- [Recorded data]
____
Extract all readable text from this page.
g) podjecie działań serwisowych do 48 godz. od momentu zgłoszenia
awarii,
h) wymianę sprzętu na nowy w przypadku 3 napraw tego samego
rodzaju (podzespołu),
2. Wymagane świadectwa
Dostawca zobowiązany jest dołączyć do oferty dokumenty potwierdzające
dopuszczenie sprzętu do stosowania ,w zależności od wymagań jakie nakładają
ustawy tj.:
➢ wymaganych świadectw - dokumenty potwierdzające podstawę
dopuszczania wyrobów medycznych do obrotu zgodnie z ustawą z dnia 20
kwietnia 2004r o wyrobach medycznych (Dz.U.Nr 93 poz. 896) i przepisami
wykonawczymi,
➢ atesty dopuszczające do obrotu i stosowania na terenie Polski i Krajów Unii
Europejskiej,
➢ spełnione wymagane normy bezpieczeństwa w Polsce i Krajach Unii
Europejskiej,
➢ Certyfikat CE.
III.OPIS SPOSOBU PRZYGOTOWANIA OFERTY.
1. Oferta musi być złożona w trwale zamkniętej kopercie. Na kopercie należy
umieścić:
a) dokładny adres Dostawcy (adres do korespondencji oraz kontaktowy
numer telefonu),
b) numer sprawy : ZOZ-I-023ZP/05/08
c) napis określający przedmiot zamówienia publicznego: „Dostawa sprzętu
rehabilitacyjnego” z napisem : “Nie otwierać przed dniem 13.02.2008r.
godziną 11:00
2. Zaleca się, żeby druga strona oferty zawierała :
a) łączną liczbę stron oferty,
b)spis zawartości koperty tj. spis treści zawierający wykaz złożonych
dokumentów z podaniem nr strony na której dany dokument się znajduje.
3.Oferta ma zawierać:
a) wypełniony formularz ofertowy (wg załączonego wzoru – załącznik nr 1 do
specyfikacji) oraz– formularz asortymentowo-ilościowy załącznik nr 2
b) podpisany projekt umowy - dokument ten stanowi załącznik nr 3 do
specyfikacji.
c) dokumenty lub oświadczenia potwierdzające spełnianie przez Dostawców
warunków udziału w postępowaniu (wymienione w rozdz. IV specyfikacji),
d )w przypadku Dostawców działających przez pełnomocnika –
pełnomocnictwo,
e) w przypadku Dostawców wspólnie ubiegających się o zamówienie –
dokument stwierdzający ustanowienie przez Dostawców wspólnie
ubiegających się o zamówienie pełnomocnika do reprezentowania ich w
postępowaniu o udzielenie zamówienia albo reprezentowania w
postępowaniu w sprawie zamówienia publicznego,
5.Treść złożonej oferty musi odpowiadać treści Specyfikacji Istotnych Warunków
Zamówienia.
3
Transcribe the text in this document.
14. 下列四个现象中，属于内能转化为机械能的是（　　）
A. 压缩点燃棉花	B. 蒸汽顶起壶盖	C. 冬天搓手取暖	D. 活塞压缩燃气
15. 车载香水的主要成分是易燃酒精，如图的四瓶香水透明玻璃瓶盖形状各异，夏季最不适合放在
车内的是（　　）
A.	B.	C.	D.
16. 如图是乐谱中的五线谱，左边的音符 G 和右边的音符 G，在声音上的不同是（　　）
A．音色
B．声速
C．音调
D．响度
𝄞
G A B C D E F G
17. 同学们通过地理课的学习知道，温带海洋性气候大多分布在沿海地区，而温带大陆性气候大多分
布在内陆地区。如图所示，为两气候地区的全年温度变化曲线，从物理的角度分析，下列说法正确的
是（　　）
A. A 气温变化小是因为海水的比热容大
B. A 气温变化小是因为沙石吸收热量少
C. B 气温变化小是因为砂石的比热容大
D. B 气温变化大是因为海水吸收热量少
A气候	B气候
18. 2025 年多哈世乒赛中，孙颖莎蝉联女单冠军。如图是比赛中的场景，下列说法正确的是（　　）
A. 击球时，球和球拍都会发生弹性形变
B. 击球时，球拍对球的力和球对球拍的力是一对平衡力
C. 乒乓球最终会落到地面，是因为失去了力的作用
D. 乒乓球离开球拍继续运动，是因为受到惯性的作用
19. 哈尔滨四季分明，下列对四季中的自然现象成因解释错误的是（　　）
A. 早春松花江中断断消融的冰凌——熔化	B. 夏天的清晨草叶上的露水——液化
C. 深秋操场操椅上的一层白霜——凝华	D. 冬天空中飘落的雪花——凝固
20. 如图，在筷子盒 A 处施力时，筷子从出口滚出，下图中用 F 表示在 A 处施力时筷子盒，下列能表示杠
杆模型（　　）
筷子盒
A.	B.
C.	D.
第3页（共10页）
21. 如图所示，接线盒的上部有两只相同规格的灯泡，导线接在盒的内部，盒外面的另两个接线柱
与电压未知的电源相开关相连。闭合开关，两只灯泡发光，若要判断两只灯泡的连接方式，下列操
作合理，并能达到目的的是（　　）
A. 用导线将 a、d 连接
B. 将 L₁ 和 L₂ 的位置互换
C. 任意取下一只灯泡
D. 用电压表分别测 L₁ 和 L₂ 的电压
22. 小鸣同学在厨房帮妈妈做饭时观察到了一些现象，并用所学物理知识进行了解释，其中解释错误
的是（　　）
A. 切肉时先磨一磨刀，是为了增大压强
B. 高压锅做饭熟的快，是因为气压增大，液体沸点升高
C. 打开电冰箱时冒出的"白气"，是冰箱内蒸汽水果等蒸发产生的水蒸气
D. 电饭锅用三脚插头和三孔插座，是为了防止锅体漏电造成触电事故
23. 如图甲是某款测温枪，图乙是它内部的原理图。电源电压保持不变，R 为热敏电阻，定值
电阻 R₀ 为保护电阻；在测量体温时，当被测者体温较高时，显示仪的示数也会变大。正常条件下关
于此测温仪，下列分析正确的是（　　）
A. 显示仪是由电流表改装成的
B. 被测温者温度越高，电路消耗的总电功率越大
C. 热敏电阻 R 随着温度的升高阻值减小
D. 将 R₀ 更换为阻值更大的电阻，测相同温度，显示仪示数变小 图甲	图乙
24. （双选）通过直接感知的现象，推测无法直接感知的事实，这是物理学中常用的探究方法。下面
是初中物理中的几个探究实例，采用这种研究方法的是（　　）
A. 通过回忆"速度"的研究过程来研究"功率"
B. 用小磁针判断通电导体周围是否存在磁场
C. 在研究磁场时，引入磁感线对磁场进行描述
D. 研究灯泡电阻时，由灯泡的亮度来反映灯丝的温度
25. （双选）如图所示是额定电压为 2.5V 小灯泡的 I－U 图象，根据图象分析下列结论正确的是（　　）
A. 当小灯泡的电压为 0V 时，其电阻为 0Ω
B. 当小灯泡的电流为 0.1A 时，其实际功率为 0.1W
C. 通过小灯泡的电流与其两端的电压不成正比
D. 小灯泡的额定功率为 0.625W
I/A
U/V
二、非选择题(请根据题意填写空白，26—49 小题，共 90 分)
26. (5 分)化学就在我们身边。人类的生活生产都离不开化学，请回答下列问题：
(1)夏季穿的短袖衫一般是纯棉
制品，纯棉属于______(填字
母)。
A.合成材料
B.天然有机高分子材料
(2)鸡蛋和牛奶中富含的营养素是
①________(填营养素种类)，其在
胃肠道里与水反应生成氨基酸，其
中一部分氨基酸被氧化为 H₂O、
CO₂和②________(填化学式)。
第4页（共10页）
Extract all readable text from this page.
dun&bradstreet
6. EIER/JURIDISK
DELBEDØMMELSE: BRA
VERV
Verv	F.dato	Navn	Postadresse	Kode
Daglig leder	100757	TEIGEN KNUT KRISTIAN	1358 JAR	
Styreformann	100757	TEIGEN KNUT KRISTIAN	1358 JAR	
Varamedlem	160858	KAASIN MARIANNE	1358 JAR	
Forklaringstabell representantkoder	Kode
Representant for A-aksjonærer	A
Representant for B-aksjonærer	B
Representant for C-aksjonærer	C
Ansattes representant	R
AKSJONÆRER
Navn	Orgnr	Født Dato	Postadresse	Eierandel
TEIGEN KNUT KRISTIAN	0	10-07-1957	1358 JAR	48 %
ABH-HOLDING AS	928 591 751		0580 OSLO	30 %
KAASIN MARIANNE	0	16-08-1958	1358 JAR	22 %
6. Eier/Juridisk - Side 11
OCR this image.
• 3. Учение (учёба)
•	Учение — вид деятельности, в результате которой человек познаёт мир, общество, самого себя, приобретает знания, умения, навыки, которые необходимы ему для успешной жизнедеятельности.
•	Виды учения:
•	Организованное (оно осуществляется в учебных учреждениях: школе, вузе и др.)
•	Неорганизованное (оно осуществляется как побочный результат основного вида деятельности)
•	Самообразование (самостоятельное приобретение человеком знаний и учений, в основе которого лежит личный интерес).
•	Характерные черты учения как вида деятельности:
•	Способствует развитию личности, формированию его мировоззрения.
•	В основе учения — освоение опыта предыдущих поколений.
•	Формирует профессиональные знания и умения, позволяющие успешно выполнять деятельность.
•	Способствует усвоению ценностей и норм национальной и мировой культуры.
____
- [YOUR TASK] Only the number is wanted: how many lines of the material contain the word "publicznego"?

- [EXERCISE SOLUTION] 2